• **TASK STATEMENT**: From the listing below, pick out each line with the word "body".

• **INPUT**:
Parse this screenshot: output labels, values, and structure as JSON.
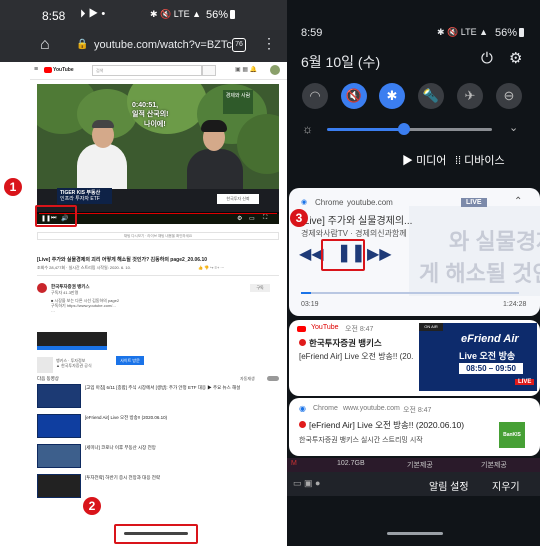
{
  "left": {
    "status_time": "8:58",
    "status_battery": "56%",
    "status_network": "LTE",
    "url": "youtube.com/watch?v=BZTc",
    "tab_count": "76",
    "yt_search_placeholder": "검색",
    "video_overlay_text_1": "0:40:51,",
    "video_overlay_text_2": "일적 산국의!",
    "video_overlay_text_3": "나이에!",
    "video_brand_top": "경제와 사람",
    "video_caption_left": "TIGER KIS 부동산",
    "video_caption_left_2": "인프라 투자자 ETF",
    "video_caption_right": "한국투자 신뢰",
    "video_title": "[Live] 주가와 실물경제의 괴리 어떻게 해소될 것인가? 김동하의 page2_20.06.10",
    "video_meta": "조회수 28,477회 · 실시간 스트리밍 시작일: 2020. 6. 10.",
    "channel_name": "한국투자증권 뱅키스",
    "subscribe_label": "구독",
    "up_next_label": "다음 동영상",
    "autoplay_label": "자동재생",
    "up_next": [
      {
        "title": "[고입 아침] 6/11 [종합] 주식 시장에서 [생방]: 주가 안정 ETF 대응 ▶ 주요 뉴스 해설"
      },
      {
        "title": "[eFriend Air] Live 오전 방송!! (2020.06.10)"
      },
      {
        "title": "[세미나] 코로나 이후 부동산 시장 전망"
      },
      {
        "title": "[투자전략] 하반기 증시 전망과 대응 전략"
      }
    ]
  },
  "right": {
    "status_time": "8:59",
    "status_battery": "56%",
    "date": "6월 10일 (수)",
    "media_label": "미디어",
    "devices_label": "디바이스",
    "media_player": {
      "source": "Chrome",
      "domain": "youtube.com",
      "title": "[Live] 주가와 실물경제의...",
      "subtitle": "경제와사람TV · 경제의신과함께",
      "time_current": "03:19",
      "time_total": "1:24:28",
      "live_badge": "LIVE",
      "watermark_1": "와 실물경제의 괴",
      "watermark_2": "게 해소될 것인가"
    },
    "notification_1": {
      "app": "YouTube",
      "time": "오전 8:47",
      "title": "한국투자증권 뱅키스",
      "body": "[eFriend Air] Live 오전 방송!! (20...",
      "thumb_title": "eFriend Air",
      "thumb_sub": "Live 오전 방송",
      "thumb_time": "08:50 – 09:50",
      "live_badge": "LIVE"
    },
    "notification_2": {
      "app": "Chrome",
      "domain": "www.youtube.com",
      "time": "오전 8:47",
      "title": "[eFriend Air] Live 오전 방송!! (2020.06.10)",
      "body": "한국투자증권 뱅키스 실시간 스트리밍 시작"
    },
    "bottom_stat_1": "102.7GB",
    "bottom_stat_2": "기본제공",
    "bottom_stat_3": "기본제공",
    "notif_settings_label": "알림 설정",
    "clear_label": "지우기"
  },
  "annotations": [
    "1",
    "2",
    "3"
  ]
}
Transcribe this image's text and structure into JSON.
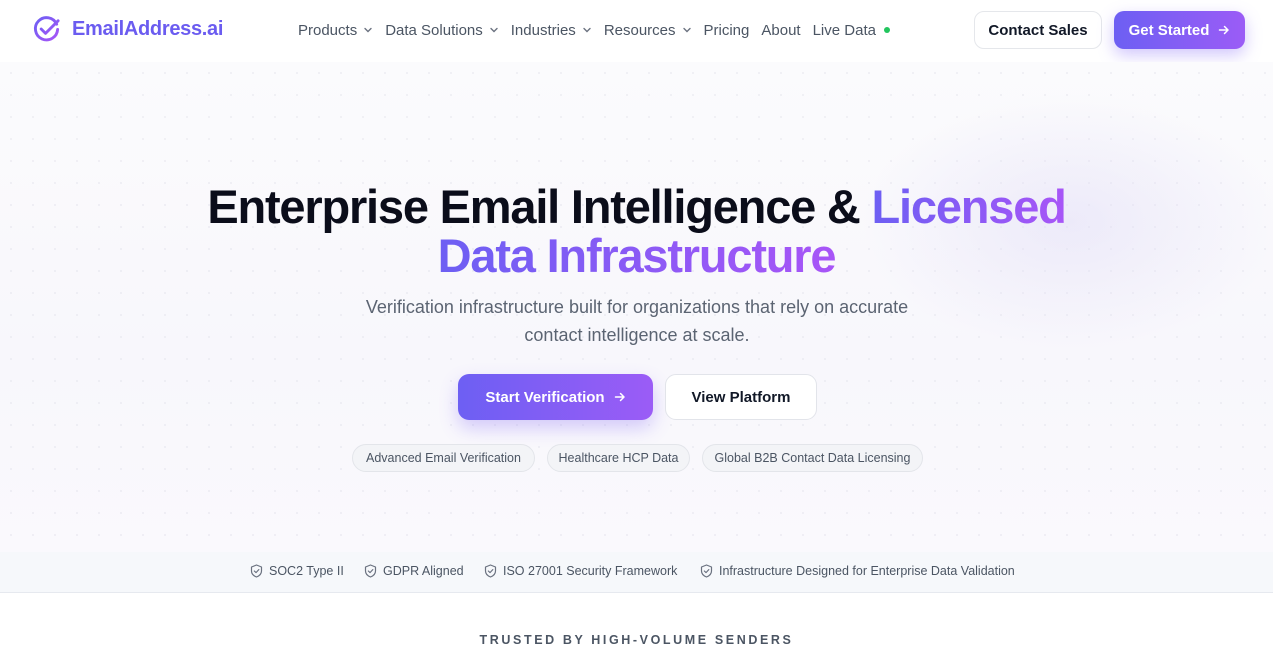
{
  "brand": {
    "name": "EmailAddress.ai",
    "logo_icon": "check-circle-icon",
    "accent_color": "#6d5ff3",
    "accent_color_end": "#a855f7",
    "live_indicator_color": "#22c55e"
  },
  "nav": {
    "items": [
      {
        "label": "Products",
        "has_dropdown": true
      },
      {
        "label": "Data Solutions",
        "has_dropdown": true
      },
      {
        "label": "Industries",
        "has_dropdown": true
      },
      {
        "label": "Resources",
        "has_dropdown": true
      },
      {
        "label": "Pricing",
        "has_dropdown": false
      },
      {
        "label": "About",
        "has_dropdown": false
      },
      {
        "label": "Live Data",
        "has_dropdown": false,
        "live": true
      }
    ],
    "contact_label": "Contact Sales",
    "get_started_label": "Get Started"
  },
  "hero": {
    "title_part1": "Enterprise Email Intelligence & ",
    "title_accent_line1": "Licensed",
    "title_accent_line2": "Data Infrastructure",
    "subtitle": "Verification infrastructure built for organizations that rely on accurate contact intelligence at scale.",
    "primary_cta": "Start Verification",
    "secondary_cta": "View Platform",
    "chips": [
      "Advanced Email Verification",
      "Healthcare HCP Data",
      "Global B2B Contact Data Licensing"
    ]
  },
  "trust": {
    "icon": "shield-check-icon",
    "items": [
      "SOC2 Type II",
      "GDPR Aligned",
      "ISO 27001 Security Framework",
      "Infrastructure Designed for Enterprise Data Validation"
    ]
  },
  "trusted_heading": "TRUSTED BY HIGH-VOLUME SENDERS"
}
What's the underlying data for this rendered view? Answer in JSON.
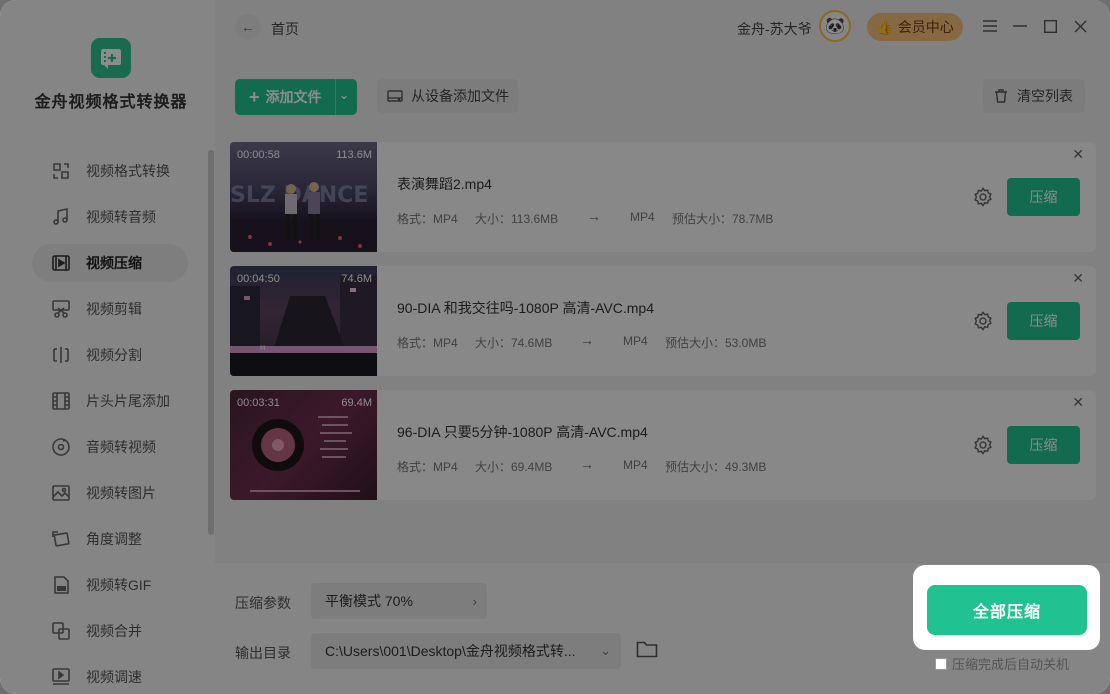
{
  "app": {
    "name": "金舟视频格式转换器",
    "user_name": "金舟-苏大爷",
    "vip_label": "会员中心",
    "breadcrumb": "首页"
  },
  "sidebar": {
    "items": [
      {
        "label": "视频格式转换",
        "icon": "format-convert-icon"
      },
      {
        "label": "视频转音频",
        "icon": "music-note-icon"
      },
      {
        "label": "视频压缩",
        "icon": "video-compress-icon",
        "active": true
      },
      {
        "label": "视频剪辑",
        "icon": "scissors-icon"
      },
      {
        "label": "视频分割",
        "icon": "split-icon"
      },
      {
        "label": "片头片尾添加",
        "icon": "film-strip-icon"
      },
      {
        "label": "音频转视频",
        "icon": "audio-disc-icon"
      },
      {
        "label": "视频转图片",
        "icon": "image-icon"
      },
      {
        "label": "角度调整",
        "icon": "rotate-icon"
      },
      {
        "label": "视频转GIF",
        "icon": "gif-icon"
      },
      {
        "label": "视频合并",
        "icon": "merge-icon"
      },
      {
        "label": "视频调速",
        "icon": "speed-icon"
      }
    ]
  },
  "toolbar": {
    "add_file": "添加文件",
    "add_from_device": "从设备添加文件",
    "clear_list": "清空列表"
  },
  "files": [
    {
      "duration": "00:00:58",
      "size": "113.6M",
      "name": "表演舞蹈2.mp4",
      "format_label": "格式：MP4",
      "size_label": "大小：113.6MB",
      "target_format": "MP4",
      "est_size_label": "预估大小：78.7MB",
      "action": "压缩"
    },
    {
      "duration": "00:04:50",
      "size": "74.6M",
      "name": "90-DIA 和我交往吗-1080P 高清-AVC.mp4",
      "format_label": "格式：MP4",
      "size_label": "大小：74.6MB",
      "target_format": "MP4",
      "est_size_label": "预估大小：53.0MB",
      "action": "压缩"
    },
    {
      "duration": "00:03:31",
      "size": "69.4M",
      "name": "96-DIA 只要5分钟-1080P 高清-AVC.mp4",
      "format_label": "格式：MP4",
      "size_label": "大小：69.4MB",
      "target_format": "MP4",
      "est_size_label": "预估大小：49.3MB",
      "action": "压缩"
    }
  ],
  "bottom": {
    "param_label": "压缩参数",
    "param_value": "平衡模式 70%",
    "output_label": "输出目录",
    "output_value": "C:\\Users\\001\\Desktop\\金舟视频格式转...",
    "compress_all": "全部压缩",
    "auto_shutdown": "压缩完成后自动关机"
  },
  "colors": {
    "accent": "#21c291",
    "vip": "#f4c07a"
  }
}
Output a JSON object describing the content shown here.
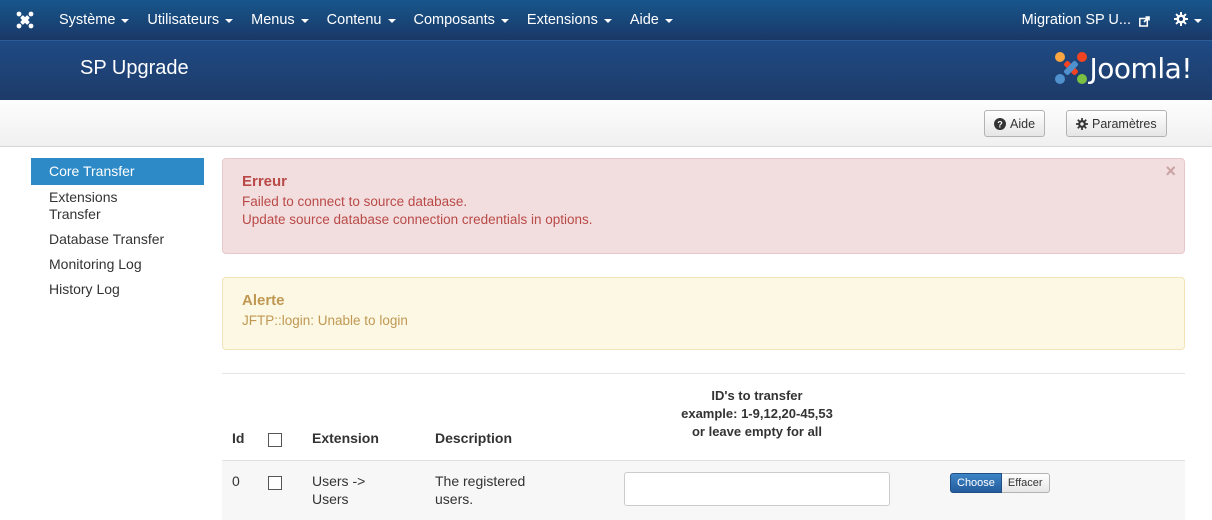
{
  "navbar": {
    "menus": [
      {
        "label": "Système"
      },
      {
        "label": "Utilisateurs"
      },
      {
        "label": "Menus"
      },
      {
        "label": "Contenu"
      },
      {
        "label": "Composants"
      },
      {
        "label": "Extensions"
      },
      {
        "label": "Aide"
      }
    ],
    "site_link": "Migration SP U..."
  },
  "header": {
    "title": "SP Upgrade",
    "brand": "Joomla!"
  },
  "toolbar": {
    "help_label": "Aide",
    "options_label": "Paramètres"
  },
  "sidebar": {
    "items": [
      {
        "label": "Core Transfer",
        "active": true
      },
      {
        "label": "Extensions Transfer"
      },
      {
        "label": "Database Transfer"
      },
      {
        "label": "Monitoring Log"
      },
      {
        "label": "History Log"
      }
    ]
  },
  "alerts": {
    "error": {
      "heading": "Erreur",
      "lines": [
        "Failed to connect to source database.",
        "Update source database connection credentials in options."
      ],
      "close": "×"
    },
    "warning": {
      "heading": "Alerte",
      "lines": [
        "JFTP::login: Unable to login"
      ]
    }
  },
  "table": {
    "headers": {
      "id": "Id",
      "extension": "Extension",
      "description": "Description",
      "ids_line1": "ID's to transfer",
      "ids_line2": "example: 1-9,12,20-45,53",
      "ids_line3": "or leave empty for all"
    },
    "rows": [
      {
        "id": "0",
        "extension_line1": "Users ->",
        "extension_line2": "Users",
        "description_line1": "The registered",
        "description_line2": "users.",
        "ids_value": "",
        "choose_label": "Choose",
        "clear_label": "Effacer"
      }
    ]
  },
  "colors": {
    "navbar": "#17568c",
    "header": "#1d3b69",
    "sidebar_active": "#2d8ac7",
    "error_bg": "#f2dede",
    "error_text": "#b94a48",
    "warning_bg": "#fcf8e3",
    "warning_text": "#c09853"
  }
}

• **RESPONSE TO THIS EXERCISE**:
      "body": "[eFriend Air] Live 오전 방송!! (20...",
      "body": "한국투자증권 뱅키스 실시간 스트리밍 시작"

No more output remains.